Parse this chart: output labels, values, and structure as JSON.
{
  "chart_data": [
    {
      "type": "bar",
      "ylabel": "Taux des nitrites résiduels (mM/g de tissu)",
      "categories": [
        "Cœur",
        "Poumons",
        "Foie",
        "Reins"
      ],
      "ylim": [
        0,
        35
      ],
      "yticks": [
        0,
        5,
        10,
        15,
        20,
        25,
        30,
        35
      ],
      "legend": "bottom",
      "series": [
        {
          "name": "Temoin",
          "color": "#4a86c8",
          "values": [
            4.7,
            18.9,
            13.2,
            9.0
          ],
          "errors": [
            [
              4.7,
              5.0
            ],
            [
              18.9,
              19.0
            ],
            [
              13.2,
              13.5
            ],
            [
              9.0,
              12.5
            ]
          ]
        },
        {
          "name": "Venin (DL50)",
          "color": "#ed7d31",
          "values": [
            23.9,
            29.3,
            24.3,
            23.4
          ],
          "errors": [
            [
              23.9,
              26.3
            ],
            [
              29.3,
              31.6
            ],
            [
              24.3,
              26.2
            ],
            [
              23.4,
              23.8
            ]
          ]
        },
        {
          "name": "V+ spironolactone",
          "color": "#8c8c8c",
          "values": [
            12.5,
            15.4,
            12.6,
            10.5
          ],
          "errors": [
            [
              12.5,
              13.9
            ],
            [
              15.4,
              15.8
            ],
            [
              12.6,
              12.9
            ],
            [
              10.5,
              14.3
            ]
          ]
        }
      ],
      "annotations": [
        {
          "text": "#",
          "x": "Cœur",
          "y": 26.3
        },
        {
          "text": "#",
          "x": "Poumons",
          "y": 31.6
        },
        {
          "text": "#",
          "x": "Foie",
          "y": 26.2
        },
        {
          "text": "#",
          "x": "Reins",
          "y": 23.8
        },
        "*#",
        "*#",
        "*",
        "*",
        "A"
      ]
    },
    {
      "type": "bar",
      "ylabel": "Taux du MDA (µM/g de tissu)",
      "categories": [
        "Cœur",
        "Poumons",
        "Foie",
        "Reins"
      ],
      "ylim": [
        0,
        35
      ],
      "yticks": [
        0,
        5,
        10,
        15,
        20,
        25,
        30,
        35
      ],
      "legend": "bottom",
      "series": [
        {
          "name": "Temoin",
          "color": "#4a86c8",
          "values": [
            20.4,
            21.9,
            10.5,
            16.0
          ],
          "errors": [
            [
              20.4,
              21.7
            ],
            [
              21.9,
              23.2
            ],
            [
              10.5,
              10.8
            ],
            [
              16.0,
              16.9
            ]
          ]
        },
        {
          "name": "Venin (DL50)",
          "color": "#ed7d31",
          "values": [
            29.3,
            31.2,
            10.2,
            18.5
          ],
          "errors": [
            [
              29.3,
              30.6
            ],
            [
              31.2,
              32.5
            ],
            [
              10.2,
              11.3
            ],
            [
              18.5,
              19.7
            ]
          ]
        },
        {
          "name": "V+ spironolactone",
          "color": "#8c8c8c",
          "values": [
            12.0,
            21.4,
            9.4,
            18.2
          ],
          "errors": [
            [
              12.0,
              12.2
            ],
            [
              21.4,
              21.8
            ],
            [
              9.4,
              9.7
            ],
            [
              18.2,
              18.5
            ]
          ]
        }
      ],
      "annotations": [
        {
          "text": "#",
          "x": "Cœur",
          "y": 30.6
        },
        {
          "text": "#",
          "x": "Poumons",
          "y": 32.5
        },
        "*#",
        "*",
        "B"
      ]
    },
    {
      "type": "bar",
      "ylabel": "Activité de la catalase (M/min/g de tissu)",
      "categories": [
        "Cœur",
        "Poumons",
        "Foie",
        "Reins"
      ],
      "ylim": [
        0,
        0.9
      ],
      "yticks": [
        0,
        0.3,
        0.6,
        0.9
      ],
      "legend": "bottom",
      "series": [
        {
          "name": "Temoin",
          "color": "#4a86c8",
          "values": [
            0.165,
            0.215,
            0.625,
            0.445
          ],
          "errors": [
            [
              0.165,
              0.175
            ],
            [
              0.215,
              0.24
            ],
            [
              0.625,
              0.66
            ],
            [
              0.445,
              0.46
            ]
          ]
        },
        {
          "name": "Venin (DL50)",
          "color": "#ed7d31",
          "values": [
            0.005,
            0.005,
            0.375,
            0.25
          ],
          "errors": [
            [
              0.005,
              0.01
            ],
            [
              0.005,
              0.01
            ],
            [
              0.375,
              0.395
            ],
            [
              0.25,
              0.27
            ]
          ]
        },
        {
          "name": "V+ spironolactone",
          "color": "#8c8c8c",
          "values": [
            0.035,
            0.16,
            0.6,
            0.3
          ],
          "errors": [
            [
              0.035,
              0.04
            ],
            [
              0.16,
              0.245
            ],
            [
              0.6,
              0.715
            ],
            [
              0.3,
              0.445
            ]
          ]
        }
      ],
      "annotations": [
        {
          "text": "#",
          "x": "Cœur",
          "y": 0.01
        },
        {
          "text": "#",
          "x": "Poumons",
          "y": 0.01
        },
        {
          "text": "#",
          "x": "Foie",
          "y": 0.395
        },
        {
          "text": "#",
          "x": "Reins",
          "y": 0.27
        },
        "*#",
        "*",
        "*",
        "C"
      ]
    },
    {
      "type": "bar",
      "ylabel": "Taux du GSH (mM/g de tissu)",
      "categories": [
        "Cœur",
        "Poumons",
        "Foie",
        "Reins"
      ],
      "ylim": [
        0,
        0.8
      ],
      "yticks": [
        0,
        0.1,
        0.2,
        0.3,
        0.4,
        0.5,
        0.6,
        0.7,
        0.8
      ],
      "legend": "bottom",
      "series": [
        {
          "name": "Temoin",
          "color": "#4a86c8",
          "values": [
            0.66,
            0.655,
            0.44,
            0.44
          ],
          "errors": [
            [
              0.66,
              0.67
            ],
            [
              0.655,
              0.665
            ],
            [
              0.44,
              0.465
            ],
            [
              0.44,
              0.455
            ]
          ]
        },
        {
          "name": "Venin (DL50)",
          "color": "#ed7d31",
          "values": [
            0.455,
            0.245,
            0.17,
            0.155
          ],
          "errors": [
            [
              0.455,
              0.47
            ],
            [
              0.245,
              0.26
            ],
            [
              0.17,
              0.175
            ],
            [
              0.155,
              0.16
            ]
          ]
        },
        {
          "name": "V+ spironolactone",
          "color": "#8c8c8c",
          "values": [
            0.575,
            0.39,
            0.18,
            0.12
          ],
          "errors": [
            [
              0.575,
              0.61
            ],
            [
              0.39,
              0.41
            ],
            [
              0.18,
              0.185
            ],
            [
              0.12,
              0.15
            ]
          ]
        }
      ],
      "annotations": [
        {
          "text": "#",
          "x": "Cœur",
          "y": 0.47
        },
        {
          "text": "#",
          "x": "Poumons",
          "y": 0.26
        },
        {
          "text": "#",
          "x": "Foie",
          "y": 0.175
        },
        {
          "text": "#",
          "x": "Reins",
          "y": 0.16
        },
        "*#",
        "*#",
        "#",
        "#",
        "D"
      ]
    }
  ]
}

* * * * * * * * *

All of the lines above need to be given again exactly.

Parse this chart: output labels, values, and structure as JSON.
{
  "chart_data": [
    {
      "type": "bar",
      "ylabel": "Taux des nitrites résiduels (mM/g de tissu)",
      "categories": [
        "Cœur",
        "Poumons",
        "Foie",
        "Reins"
      ],
      "ylim": [
        0,
        35
      ],
      "yticks": [
        0,
        5,
        10,
        15,
        20,
        25,
        30,
        35
      ],
      "legend": "bottom",
      "series": [
        {
          "name": "Temoin",
          "color": "#4a86c8",
          "values": [
            4.7,
            18.9,
            13.2,
            9.0
          ],
          "errors": [
            [
              4.7,
              5.0
            ],
            [
              18.9,
              19.0
            ],
            [
              13.2,
              13.5
            ],
            [
              9.0,
              12.5
            ]
          ]
        },
        {
          "name": "Venin (DL50)",
          "color": "#ed7d31",
          "values": [
            23.9,
            29.3,
            24.3,
            23.4
          ],
          "errors": [
            [
              23.9,
              26.3
            ],
            [
              29.3,
              31.6
            ],
            [
              24.3,
              26.2
            ],
            [
              23.4,
              23.8
            ]
          ]
        },
        {
          "name": "V+ spironolactone",
          "color": "#8c8c8c",
          "values": [
            12.5,
            15.4,
            12.6,
            10.5
          ],
          "errors": [
            [
              12.5,
              13.9
            ],
            [
              15.4,
              15.8
            ],
            [
              12.6,
              12.9
            ],
            [
              10.5,
              14.3
            ]
          ]
        }
      ],
      "annotations": [
        {
          "text": "#",
          "x": "Cœur",
          "y": 26.3
        },
        {
          "text": "#",
          "x": "Poumons",
          "y": 31.6
        },
        {
          "text": "#",
          "x": "Foie",
          "y": 26.2
        },
        {
          "text": "#",
          "x": "Reins",
          "y": 23.8
        },
        "*#",
        "*#",
        "*",
        "*",
        "A"
      ]
    },
    {
      "type": "bar",
      "ylabel": "Taux du MDA (µM/g de tissu)",
      "categories": [
        "Cœur",
        "Poumons",
        "Foie",
        "Reins"
      ],
      "ylim": [
        0,
        35
      ],
      "yticks": [
        0,
        5,
        10,
        15,
        20,
        25,
        30,
        35
      ],
      "legend": "bottom",
      "series": [
        {
          "name": "Temoin",
          "color": "#4a86c8",
          "values": [
            20.4,
            21.9,
            10.5,
            16.0
          ],
          "errors": [
            [
              20.4,
              21.7
            ],
            [
              21.9,
              23.2
            ],
            [
              10.5,
              10.8
            ],
            [
              16.0,
              16.9
            ]
          ]
        },
        {
          "name": "Venin (DL50)",
          "color": "#ed7d31",
          "values": [
            29.3,
            31.2,
            10.2,
            18.5
          ],
          "errors": [
            [
              29.3,
              30.6
            ],
            [
              31.2,
              32.5
            ],
            [
              10.2,
              11.3
            ],
            [
              18.5,
              19.7
            ]
          ]
        },
        {
          "name": "V+ spironolactone",
          "color": "#8c8c8c",
          "values": [
            12.0,
            21.4,
            9.4,
            18.2
          ],
          "errors": [
            [
              12.0,
              12.2
            ],
            [
              21.4,
              21.8
            ],
            [
              9.4,
              9.7
            ],
            [
              18.2,
              18.5
            ]
          ]
        }
      ],
      "annotations": [
        {
          "text": "#",
          "x": "Cœur",
          "y": 30.6
        },
        {
          "text": "#",
          "x": "Poumons",
          "y": 32.5
        },
        "*#",
        "*",
        "B"
      ]
    },
    {
      "type": "bar",
      "ylabel": "Activité de la catalase (M/min/g de tissu)",
      "categories": [
        "Cœur",
        "Poumons",
        "Foie",
        "Reins"
      ],
      "ylim": [
        0,
        0.9
      ],
      "yticks": [
        0,
        0.3,
        0.6,
        0.9
      ],
      "legend": "bottom",
      "series": [
        {
          "name": "Temoin",
          "color": "#4a86c8",
          "values": [
            0.165,
            0.215,
            0.625,
            0.445
          ],
          "errors": [
            [
              0.165,
              0.175
            ],
            [
              0.215,
              0.24
            ],
            [
              0.625,
              0.66
            ],
            [
              0.445,
              0.46
            ]
          ]
        },
        {
          "name": "Venin (DL50)",
          "color": "#ed7d31",
          "values": [
            0.005,
            0.005,
            0.375,
            0.25
          ],
          "errors": [
            [
              0.005,
              0.01
            ],
            [
              0.005,
              0.01
            ],
            [
              0.375,
              0.395
            ],
            [
              0.25,
              0.27
            ]
          ]
        },
        {
          "name": "V+ spironolactone",
          "color": "#8c8c8c",
          "values": [
            0.035,
            0.16,
            0.6,
            0.3
          ],
          "errors": [
            [
              0.035,
              0.04
            ],
            [
              0.16,
              0.245
            ],
            [
              0.6,
              0.715
            ],
            [
              0.3,
              0.445
            ]
          ]
        }
      ],
      "annotations": [
        {
          "text": "#",
          "x": "Cœur",
          "y": 0.01
        },
        {
          "text": "#",
          "x": "Poumons",
          "y": 0.01
        },
        {
          "text": "#",
          "x": "Foie",
          "y": 0.395
        },
        {
          "text": "#",
          "x": "Reins",
          "y": 0.27
        },
        "*#",
        "*",
        "*",
        "C"
      ]
    },
    {
      "type": "bar",
      "ylabel": "Taux du GSH (mM/g de tissu)",
      "categories": [
        "Cœur",
        "Poumons",
        "Foie",
        "Reins"
      ],
      "ylim": [
        0,
        0.8
      ],
      "yticks": [
        0,
        0.1,
        0.2,
        0.3,
        0.4,
        0.5,
        0.6,
        0.7,
        0.8
      ],
      "legend": "bottom",
      "series": [
        {
          "name": "Temoin",
          "color": "#4a86c8",
          "values": [
            0.66,
            0.655,
            0.44,
            0.44
          ],
          "errors": [
            [
              0.66,
              0.67
            ],
            [
              0.655,
              0.665
            ],
            [
              0.44,
              0.465
            ],
            [
              0.44,
              0.455
            ]
          ]
        },
        {
          "name": "Venin (DL50)",
          "color": "#ed7d31",
          "values": [
            0.455,
            0.245,
            0.17,
            0.155
          ],
          "errors": [
            [
              0.455,
              0.47
            ],
            [
              0.245,
              0.26
            ],
            [
              0.17,
              0.175
            ],
            [
              0.155,
              0.16
            ]
          ]
        },
        {
          "name": "V+ spironolactone",
          "color": "#8c8c8c",
          "values": [
            0.575,
            0.39,
            0.18,
            0.12
          ],
          "errors": [
            [
              0.575,
              0.61
            ],
            [
              0.39,
              0.41
            ],
            [
              0.18,
              0.185
            ],
            [
              0.12,
              0.15
            ]
          ]
        }
      ],
      "annotations": [
        {
          "text": "#",
          "x": "Cœur",
          "y": 0.47
        },
        {
          "text": "#",
          "x": "Poumons",
          "y": 0.26
        },
        {
          "text": "#",
          "x": "Foie",
          "y": 0.175
        },
        {
          "text": "#",
          "x": "Reins",
          "y": 0.16
        },
        "*#",
        "*#",
        "#",
        "#",
        "D"
      ]
    }
  ]
}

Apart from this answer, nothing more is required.